### [Goal of the exercise]
Find all lines in the records that include the word "JSON", and copy them out.

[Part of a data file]
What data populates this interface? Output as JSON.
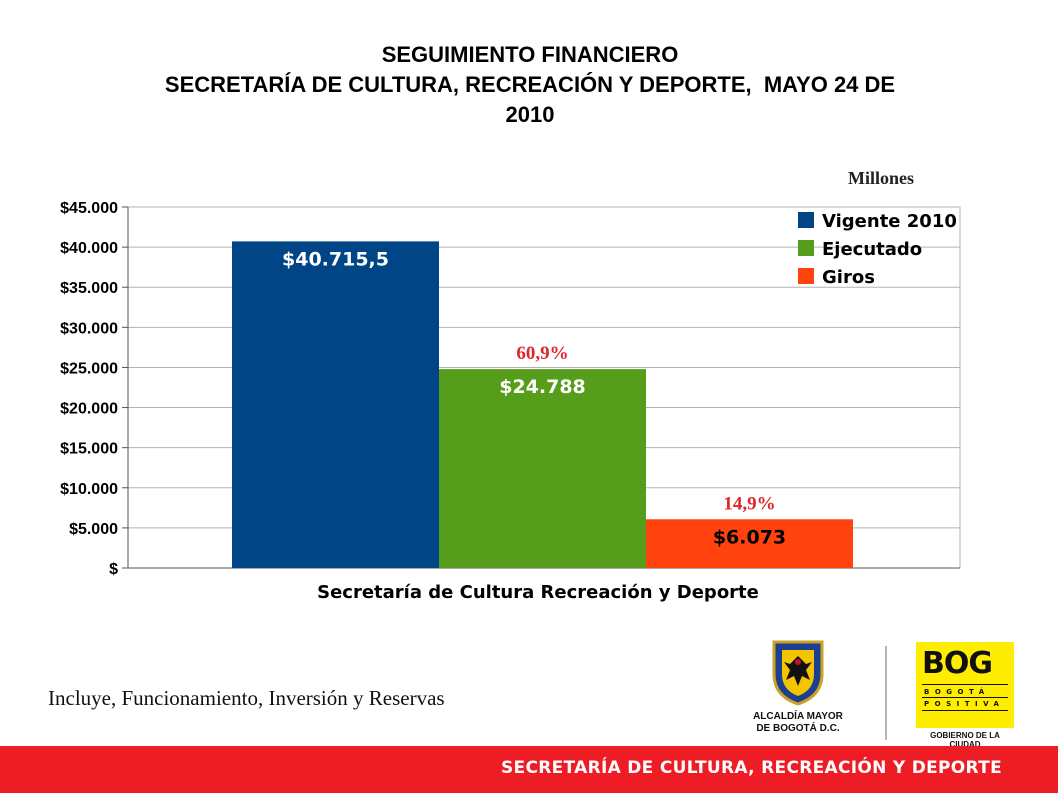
{
  "header": {
    "title_line1": "SEGUIMIENTO FINANCIERO",
    "title_line2": "SECRETARÍA DE CULTURA, RECREACIÓN Y DEPORTE,  MAYO 24 DE",
    "title_line3": "2010"
  },
  "chart_data": {
    "type": "bar",
    "units_label": "Millones",
    "xlabel": "Secretaría de Cultura Recreación y Deporte",
    "ylim": [
      0,
      45000
    ],
    "y_ticks": [
      0,
      5000,
      10000,
      15000,
      20000,
      25000,
      30000,
      35000,
      40000,
      45000
    ],
    "y_tick_labels": [
      "$",
      "$5.000",
      "$10.000",
      "$15.000",
      "$20.000",
      "$25.000",
      "$30.000",
      "$35.000",
      "$40.000",
      "$45.000"
    ],
    "grid": true,
    "legend_position": "top-right",
    "series": [
      {
        "name": "Vigente 2010",
        "value": 40715.5,
        "label": "$40.715,5",
        "color": "#004586",
        "label_color": "#ffffff",
        "pct": ""
      },
      {
        "name": "Ejecutado",
        "value": 24788,
        "label": "$24.788",
        "color": "#579d1c",
        "label_color": "#ffffff",
        "pct": "60,9%"
      },
      {
        "name": "Giros",
        "value": 6073,
        "label": "$6.073",
        "color": "#ff420e",
        "label_color": "#000000",
        "pct": "14,9%"
      }
    ],
    "pct_color": "#e0252b"
  },
  "note": "Incluye, Funcionamiento, Inversión y Reservas",
  "footer": {
    "text": "SECRETARÍA DE CULTURA, RECREACIÓN Y DEPORTE",
    "color": "#ee1c25"
  },
  "logos": {
    "alcaldia": "ALCALDÍA MAYOR\nDE BOGOTÁ D.C.",
    "bog_word": "BOG",
    "bog_line2": "BOGOTÁ",
    "bog_line3": "POSITIVA",
    "bog_sub": "GOBIERNO DE LA CIUDAD",
    "coat_icon": "coat-of-arms-icon"
  }
}
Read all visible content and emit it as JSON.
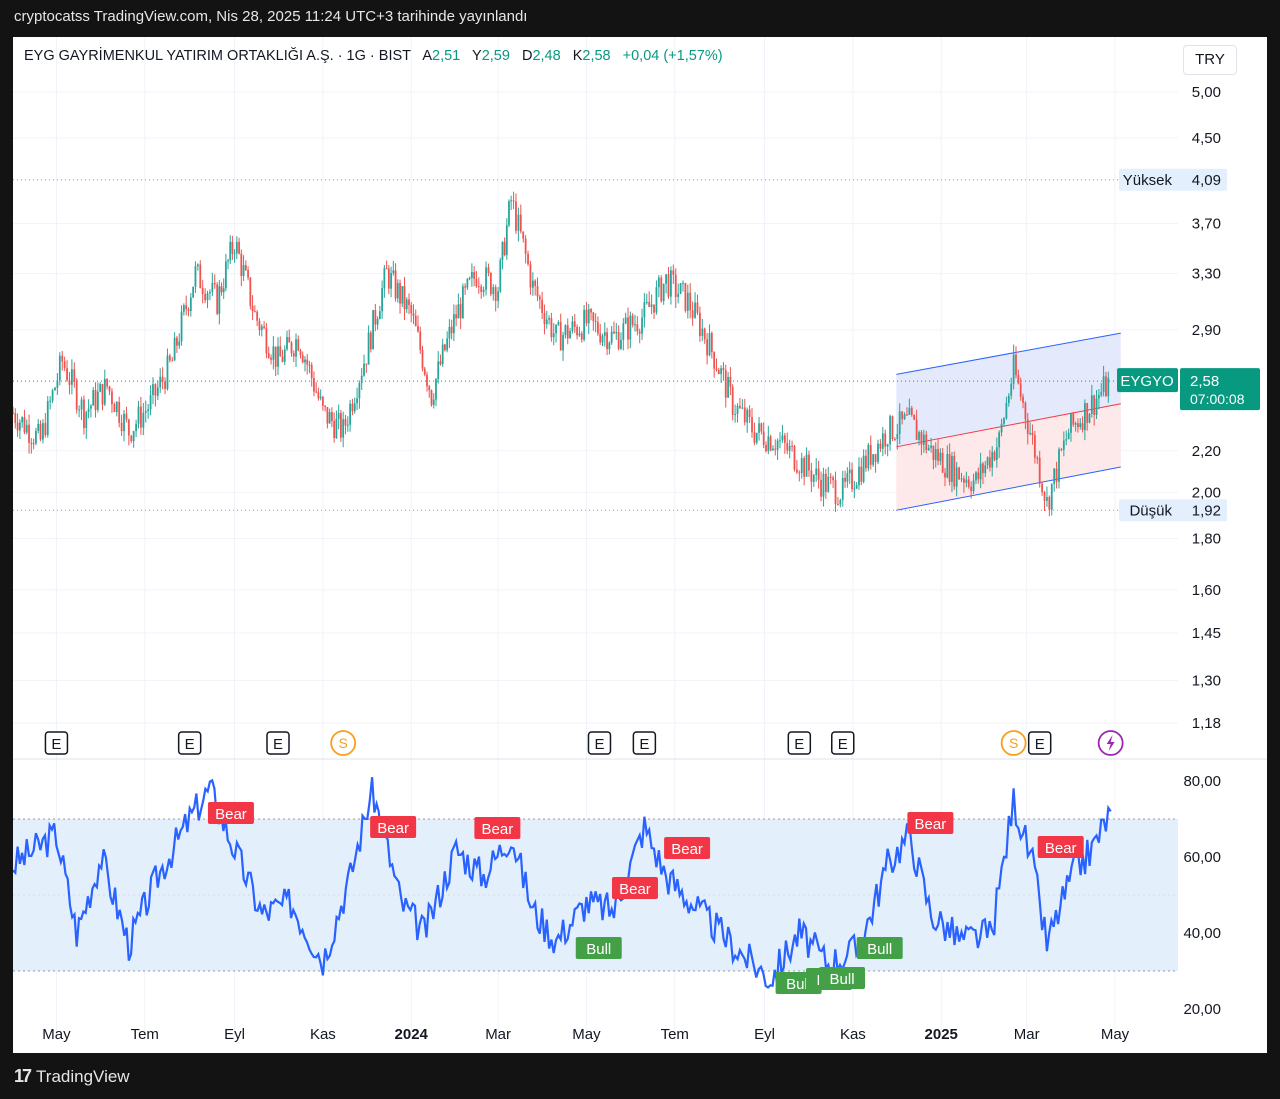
{
  "caption": "cryptocatss TradingView.com, Nis 28, 2025 11:24 UTC+3 tarihinde yayınlandı",
  "header": {
    "symbol_name": "EYG GAYRİMENKUL YATIRIM ORTAKLIĞI A.Ş. · 1G · BIST",
    "open_label": "A",
    "open_value": "2,51",
    "high_label": "Y",
    "high_value": "2,59",
    "low_label": "D",
    "low_value": "2,48",
    "close_label": "K",
    "close_value": "2,58",
    "change": "+0,04 (+1,57%)"
  },
  "currency": "TRY",
  "footer": {
    "brand": "TradingView",
    "mark": "17"
  },
  "colors": {
    "up": "#089981",
    "down": "#f23645",
    "rsi_line": "#2962ff",
    "rsi_band": "#e3f0fc",
    "channel_upper": "#dfe5fb",
    "channel_lower": "#fde4e6",
    "bear_label": "#f23645",
    "bull_label": "#43a047"
  },
  "chart_data": [
    {
      "type": "candlestick",
      "scale": "log",
      "y_ticks": [
        "5,00",
        "4,50",
        "3,70",
        "3,30",
        "2,90",
        "2,20",
        "2,00",
        "1,80",
        "1,60",
        "1,45",
        "1,30",
        "1,18"
      ],
      "y_tick_values": [
        5.0,
        4.5,
        3.7,
        3.3,
        2.9,
        2.2,
        2.0,
        1.8,
        1.6,
        1.45,
        1.3,
        1.18
      ],
      "x_ticks": [
        "May",
        "Tem",
        "Eyl",
        "Kas",
        "2024",
        "Mar",
        "May",
        "Tem",
        "Eyl",
        "Kas",
        "2025",
        "Mar",
        "May"
      ],
      "x_tick_dates": [
        "2023-05",
        "2023-07",
        "2023-09",
        "2023-11",
        "2024-01",
        "2024-03",
        "2024-05",
        "2024-07",
        "2024-09",
        "2024-11",
        "2025-01",
        "2025-03",
        "2025-05"
      ],
      "close_series": [
        {
          "date": "2023-04",
          "close": 2.4
        },
        {
          "date": "2023-04-20",
          "close": 2.25
        },
        {
          "date": "2023-05-05",
          "close": 2.7
        },
        {
          "date": "2023-05-20",
          "close": 2.4
        },
        {
          "date": "2023-06-05",
          "close": 2.55
        },
        {
          "date": "2023-06-20",
          "close": 2.3
        },
        {
          "date": "2023-07-05",
          "close": 2.45
        },
        {
          "date": "2023-07-20",
          "close": 2.7
        },
        {
          "date": "2023-08-05",
          "close": 3.3
        },
        {
          "date": "2023-08-20",
          "close": 3.1
        },
        {
          "date": "2023-09-01",
          "close": 3.55
        },
        {
          "date": "2023-09-15",
          "close": 3.0
        },
        {
          "date": "2023-10-01",
          "close": 2.7
        },
        {
          "date": "2023-10-15",
          "close": 2.85
        },
        {
          "date": "2023-11-01",
          "close": 2.4
        },
        {
          "date": "2023-11-15",
          "close": 2.3
        },
        {
          "date": "2023-12-01",
          "close": 2.75
        },
        {
          "date": "2023-12-15",
          "close": 3.3
        },
        {
          "date": "2024-01-01",
          "close": 3.0
        },
        {
          "date": "2024-01-15",
          "close": 2.5
        },
        {
          "date": "2024-02-01",
          "close": 3.0
        },
        {
          "date": "2024-02-15",
          "close": 3.3
        },
        {
          "date": "2024-03-01",
          "close": 3.2
        },
        {
          "date": "2024-03-10",
          "close": 3.9
        },
        {
          "date": "2024-03-25",
          "close": 3.2
        },
        {
          "date": "2024-04-10",
          "close": 2.85
        },
        {
          "date": "2024-05-01",
          "close": 2.95
        },
        {
          "date": "2024-05-20",
          "close": 2.85
        },
        {
          "date": "2024-06-10",
          "close": 3.0
        },
        {
          "date": "2024-06-25",
          "close": 3.25
        },
        {
          "date": "2024-07-10",
          "close": 3.1
        },
        {
          "date": "2024-07-25",
          "close": 2.8
        },
        {
          "date": "2024-08-10",
          "close": 2.45
        },
        {
          "date": "2024-08-25",
          "close": 2.3
        },
        {
          "date": "2024-09-10",
          "close": 2.25
        },
        {
          "date": "2024-09-25",
          "close": 2.15
        },
        {
          "date": "2024-10-10",
          "close": 2.05
        },
        {
          "date": "2024-10-25",
          "close": 2.0
        },
        {
          "date": "2024-11-10",
          "close": 2.15
        },
        {
          "date": "2024-11-25",
          "close": 2.3
        },
        {
          "date": "2024-12-10",
          "close": 2.35
        },
        {
          "date": "2024-12-25",
          "close": 2.2
        },
        {
          "date": "2025-01-10",
          "close": 2.1
        },
        {
          "date": "2025-01-25",
          "close": 2.05
        },
        {
          "date": "2025-02-10",
          "close": 2.25
        },
        {
          "date": "2025-02-20",
          "close": 2.65
        },
        {
          "date": "2025-03-05",
          "close": 2.25
        },
        {
          "date": "2025-03-15",
          "close": 1.95
        },
        {
          "date": "2025-03-30",
          "close": 2.3
        },
        {
          "date": "2025-04-15",
          "close": 2.45
        },
        {
          "date": "2025-04-28",
          "close": 2.58
        }
      ],
      "high_marker": {
        "label": "Yüksek",
        "value": "4,09"
      },
      "low_marker": {
        "label": "Düşük",
        "value": "1,92"
      },
      "last_price": {
        "ticker": "EYGYO",
        "value": "2,58",
        "countdown": "07:00:08"
      },
      "channel": {
        "start": "2024-12-01",
        "end": "2025-05-05",
        "upper": [
          2.62,
          2.88
        ],
        "mid": [
          2.22,
          2.45
        ],
        "lower": [
          1.92,
          2.12
        ]
      },
      "events": [
        {
          "date": "2023-05",
          "kind": "E"
        },
        {
          "date": "2023-08",
          "kind": "E"
        },
        {
          "date": "2023-10",
          "kind": "E"
        },
        {
          "date": "2023-11-15",
          "kind": "S"
        },
        {
          "date": "2024-05-10",
          "kind": "E"
        },
        {
          "date": "2024-06-10",
          "kind": "E"
        },
        {
          "date": "2024-09-25",
          "kind": "E"
        },
        {
          "date": "2024-10-25",
          "kind": "E"
        },
        {
          "date": "2025-02-20",
          "kind": "S"
        },
        {
          "date": "2025-03-10",
          "kind": "E"
        },
        {
          "date": "2025-04-28",
          "kind": "bolt"
        }
      ]
    },
    {
      "type": "line",
      "y_ticks": [
        "80,00",
        "60,00",
        "40,00",
        "20,00"
      ],
      "y_tick_values": [
        80,
        60,
        40,
        20
      ],
      "band": [
        30,
        70
      ],
      "rsi": [
        {
          "date": "2023-04",
          "v": 58
        },
        {
          "date": "2023-05-01",
          "v": 66
        },
        {
          "date": "2023-05-15",
          "v": 40
        },
        {
          "date": "2023-06-01",
          "v": 60
        },
        {
          "date": "2023-06-20",
          "v": 37
        },
        {
          "date": "2023-07-10",
          "v": 55
        },
        {
          "date": "2023-08-01",
          "v": 70
        },
        {
          "date": "2023-08-15",
          "v": 78
        },
        {
          "date": "2023-09-01",
          "v": 62
        },
        {
          "date": "2023-09-20",
          "v": 45
        },
        {
          "date": "2023-10-10",
          "v": 48
        },
        {
          "date": "2023-11-01",
          "v": 33
        },
        {
          "date": "2023-11-20",
          "v": 55
        },
        {
          "date": "2023-12-05",
          "v": 78
        },
        {
          "date": "2023-12-25",
          "v": 48
        },
        {
          "date": "2024-01-10",
          "v": 40
        },
        {
          "date": "2024-02-01",
          "v": 62
        },
        {
          "date": "2024-02-20",
          "v": 55
        },
        {
          "date": "2024-03-10",
          "v": 66
        },
        {
          "date": "2024-03-25",
          "v": 46
        },
        {
          "date": "2024-04-10",
          "v": 38
        },
        {
          "date": "2024-05-01",
          "v": 48
        },
        {
          "date": "2024-05-20",
          "v": 46
        },
        {
          "date": "2024-06-10",
          "v": 68
        },
        {
          "date": "2024-06-25",
          "v": 55
        },
        {
          "date": "2024-07-20",
          "v": 45
        },
        {
          "date": "2024-08-15",
          "v": 35
        },
        {
          "date": "2024-09-05",
          "v": 28
        },
        {
          "date": "2024-09-25",
          "v": 40
        },
        {
          "date": "2024-10-15",
          "v": 32
        },
        {
          "date": "2024-11-05",
          "v": 36
        },
        {
          "date": "2024-11-25",
          "v": 58
        },
        {
          "date": "2024-12-10",
          "v": 66
        },
        {
          "date": "2024-12-25",
          "v": 45
        },
        {
          "date": "2025-01-15",
          "v": 38
        },
        {
          "date": "2025-02-05",
          "v": 40
        },
        {
          "date": "2025-02-20",
          "v": 75
        },
        {
          "date": "2025-03-05",
          "v": 58
        },
        {
          "date": "2025-03-15",
          "v": 37
        },
        {
          "date": "2025-04-01",
          "v": 55
        },
        {
          "date": "2025-04-15",
          "v": 62
        },
        {
          "date": "2025-04-28",
          "v": 72
        }
      ],
      "signals": [
        {
          "date": "2023-08-15",
          "label": "Bear",
          "kind": "bear"
        },
        {
          "date": "2023-12-05",
          "label": "Bear",
          "kind": "bear"
        },
        {
          "date": "2024-02-15",
          "label": "Bear",
          "kind": "bear"
        },
        {
          "date": "2024-05-20",
          "label": "Bear",
          "kind": "bear"
        },
        {
          "date": "2024-06-25",
          "label": "Bear",
          "kind": "bear"
        },
        {
          "date": "2024-04-25",
          "label": "Bull",
          "kind": "bull"
        },
        {
          "date": "2024-09-10",
          "label": "Bull",
          "kind": "bull"
        },
        {
          "date": "2024-10-01",
          "label": "Bull",
          "kind": "bull"
        },
        {
          "date": "2024-10-10",
          "label": "Bull",
          "kind": "bull"
        },
        {
          "date": "2024-11-05",
          "label": "Bull",
          "kind": "bull"
        },
        {
          "date": "2024-12-10",
          "label": "Bear",
          "kind": "bear"
        },
        {
          "date": "2025-03-10",
          "label": "Bear",
          "kind": "bear"
        }
      ]
    }
  ]
}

### [Written response]
What data populates this interface? Output as JSON.
Read all visible content and emit it as JSON.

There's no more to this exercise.